**WHAT THE TASK REQUIRES**
Write the records out again, precisely as they stand.

[Source records]
begin

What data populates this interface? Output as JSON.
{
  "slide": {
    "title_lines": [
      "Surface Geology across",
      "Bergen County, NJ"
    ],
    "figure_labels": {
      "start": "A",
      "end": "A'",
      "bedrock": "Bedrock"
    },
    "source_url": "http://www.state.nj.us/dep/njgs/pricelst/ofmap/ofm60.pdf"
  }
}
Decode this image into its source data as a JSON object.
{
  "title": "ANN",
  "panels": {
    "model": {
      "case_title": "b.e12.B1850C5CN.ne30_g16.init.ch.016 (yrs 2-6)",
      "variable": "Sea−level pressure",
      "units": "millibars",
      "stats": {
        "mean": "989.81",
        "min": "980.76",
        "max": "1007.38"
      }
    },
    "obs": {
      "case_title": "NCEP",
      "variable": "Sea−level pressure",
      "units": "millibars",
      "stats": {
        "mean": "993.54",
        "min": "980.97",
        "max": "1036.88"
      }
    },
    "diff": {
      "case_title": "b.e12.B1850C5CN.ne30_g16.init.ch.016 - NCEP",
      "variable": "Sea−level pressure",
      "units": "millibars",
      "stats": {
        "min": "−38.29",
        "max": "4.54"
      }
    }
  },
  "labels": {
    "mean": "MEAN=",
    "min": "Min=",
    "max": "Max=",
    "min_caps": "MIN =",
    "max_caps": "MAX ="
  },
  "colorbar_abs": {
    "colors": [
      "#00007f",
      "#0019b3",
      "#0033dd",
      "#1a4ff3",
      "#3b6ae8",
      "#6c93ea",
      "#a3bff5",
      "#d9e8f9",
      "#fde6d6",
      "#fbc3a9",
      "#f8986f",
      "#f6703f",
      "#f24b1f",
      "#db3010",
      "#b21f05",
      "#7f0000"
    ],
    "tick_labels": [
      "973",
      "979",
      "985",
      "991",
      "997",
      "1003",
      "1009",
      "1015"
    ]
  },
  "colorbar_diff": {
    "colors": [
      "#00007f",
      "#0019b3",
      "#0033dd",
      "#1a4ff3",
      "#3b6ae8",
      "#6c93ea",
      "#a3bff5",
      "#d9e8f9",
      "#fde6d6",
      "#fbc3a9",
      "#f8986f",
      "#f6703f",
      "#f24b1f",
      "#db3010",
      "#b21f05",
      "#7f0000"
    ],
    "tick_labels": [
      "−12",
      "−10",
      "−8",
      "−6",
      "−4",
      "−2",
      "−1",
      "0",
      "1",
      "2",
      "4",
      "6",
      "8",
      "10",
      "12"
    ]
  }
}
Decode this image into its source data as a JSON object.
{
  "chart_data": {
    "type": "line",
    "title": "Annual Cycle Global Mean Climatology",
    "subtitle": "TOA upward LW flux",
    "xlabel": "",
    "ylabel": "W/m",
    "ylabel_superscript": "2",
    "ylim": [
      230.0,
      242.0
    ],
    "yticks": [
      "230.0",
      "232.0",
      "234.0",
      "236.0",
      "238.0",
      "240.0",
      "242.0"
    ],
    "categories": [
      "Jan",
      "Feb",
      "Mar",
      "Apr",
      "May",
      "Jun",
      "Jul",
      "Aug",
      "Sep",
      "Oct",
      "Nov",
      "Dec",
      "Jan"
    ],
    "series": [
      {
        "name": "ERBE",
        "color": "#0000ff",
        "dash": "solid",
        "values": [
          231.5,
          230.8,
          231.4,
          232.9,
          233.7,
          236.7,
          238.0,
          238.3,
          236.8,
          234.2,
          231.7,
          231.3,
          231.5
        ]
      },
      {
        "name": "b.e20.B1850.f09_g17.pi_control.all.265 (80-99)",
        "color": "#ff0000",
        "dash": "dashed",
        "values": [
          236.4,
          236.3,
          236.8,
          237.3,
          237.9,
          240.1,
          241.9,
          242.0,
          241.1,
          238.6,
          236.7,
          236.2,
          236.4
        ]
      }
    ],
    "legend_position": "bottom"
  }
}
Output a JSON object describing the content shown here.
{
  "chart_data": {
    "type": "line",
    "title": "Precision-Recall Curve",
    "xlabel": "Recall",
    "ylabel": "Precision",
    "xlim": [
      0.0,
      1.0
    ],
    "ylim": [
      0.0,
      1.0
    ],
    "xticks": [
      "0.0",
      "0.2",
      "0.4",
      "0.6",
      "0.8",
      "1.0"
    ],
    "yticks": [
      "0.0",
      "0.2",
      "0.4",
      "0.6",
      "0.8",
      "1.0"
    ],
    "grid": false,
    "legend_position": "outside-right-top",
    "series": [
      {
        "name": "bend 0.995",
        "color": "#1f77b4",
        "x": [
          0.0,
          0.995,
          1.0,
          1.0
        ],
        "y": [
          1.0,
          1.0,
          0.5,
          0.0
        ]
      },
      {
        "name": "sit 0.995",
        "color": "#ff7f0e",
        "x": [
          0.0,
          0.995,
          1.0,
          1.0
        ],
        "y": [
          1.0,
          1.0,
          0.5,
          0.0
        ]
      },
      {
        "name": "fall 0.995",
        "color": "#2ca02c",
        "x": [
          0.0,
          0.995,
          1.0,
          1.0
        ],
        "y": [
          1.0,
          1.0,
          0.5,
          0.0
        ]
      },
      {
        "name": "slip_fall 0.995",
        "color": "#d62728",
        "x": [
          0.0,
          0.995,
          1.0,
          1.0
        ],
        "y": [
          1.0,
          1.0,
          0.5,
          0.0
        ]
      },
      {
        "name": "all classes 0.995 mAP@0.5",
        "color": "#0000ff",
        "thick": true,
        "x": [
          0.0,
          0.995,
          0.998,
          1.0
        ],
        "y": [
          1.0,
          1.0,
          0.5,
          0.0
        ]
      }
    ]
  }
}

end

**THE SOLUTION**
What data populates this interface? Output as JSON.
{
  "slide": {
    "title_lines": [
      "Surface Geology across",
      "Bergen County, NJ"
    ],
    "figure_labels": {
      "start": "A",
      "end": "A'",
      "bedrock": "Bedrock"
    },
    "source_url": "http://www.state.nj.us/dep/njgs/pricelst/ofmap/ofm60.pdf"
  }
}
Decode this image into its source data as a JSON object.
{
  "title": "ANN",
  "panels": {
    "model": {
      "case_title": "b.e12.B1850C5CN.ne30_g16.init.ch.016 (yrs 2-6)",
      "variable": "Sea−level pressure",
      "units": "millibars",
      "stats": {
        "mean": "989.81",
        "min": "980.76",
        "max": "1007.38"
      }
    },
    "obs": {
      "case_title": "NCEP",
      "variable": "Sea−level pressure",
      "units": "millibars",
      "stats": {
        "mean": "993.54",
        "min": "980.97",
        "max": "1036.88"
      }
    },
    "diff": {
      "case_title": "b.e12.B1850C5CN.ne30_g16.init.ch.016 - NCEP",
      "variable": "Sea−level pressure",
      "units": "millibars",
      "stats": {
        "min": "−38.29",
        "max": "4.54"
      }
    }
  },
  "labels": {
    "mean": "MEAN=",
    "min": "Min=",
    "max": "Max=",
    "min_caps": "MIN =",
    "max_caps": "MAX ="
  },
  "colorbar_abs": {
    "colors": [
      "#00007f",
      "#0019b3",
      "#0033dd",
      "#1a4ff3",
      "#3b6ae8",
      "#6c93ea",
      "#a3bff5",
      "#d9e8f9",
      "#fde6d6",
      "#fbc3a9",
      "#f8986f",
      "#f6703f",
      "#f24b1f",
      "#db3010",
      "#b21f05",
      "#7f0000"
    ],
    "tick_labels": [
      "973",
      "979",
      "985",
      "991",
      "997",
      "1003",
      "1009",
      "1015"
    ]
  },
  "colorbar_diff": {
    "colors": [
      "#00007f",
      "#0019b3",
      "#0033dd",
      "#1a4ff3",
      "#3b6ae8",
      "#6c93ea",
      "#a3bff5",
      "#d9e8f9",
      "#fde6d6",
      "#fbc3a9",
      "#f8986f",
      "#f6703f",
      "#f24b1f",
      "#db3010",
      "#b21f05",
      "#7f0000"
    ],
    "tick_labels": [
      "−12",
      "−10",
      "−8",
      "−6",
      "−4",
      "−2",
      "−1",
      "0",
      "1",
      "2",
      "4",
      "6",
      "8",
      "10",
      "12"
    ]
  }
}
Decode this image into its source data as a JSON object.
{
  "chart_data": {
    "type": "line",
    "title": "Annual Cycle Global Mean Climatology",
    "subtitle": "TOA upward LW flux",
    "xlabel": "",
    "ylabel": "W/m",
    "ylabel_superscript": "2",
    "ylim": [
      230.0,
      242.0
    ],
    "yticks": [
      "230.0",
      "232.0",
      "234.0",
      "236.0",
      "238.0",
      "240.0",
      "242.0"
    ],
    "categories": [
      "Jan",
      "Feb",
      "Mar",
      "Apr",
      "May",
      "Jun",
      "Jul",
      "Aug",
      "Sep",
      "Oct",
      "Nov",
      "Dec",
      "Jan"
    ],
    "series": [
      {
        "name": "ERBE",
        "color": "#0000ff",
        "dash": "solid",
        "values": [
          231.5,
          230.8,
          231.4,
          232.9,
          233.7,
          236.7,
          238.0,
          238.3,
          236.8,
          234.2,
          231.7,
          231.3,
          231.5
        ]
      },
      {
        "name": "b.e20.B1850.f09_g17.pi_control.all.265 (80-99)",
        "color": "#ff0000",
        "dash": "dashed",
        "values": [
          236.4,
          236.3,
          236.8,
          237.3,
          237.9,
          240.1,
          241.9,
          242.0,
          241.1,
          238.6,
          236.7,
          236.2,
          236.4
        ]
      }
    ],
    "legend_position": "bottom"
  }
}
Output a JSON object describing the content shown here.
{
  "chart_data": {
    "type": "line",
    "title": "Precision-Recall Curve",
    "xlabel": "Recall",
    "ylabel": "Precision",
    "xlim": [
      0.0,
      1.0
    ],
    "ylim": [
      0.0,
      1.0
    ],
    "xticks": [
      "0.0",
      "0.2",
      "0.4",
      "0.6",
      "0.8",
      "1.0"
    ],
    "yticks": [
      "0.0",
      "0.2",
      "0.4",
      "0.6",
      "0.8",
      "1.0"
    ],
    "grid": false,
    "legend_position": "outside-right-top",
    "series": [
      {
        "name": "bend 0.995",
        "color": "#1f77b4",
        "x": [
          0.0,
          0.995,
          1.0,
          1.0
        ],
        "y": [
          1.0,
          1.0,
          0.5,
          0.0
        ]
      },
      {
        "name": "sit 0.995",
        "color": "#ff7f0e",
        "x": [
          0.0,
          0.995,
          1.0,
          1.0
        ],
        "y": [
          1.0,
          1.0,
          0.5,
          0.0
        ]
      },
      {
        "name": "fall 0.995",
        "color": "#2ca02c",
        "x": [
          0.0,
          0.995,
          1.0,
          1.0
        ],
        "y": [
          1.0,
          1.0,
          0.5,
          0.0
        ]
      },
      {
        "name": "slip_fall 0.995",
        "color": "#d62728",
        "x": [
          0.0,
          0.995,
          1.0,
          1.0
        ],
        "y": [
          1.0,
          1.0,
          0.5,
          0.0
        ]
      },
      {
        "name": "all classes 0.995 mAP@0.5",
        "color": "#0000ff",
        "thick": true,
        "x": [
          0.0,
          0.995,
          0.998,
          1.0
        ],
        "y": [
          1.0,
          1.0,
          0.5,
          0.0
        ]
      }
    ]
  }
}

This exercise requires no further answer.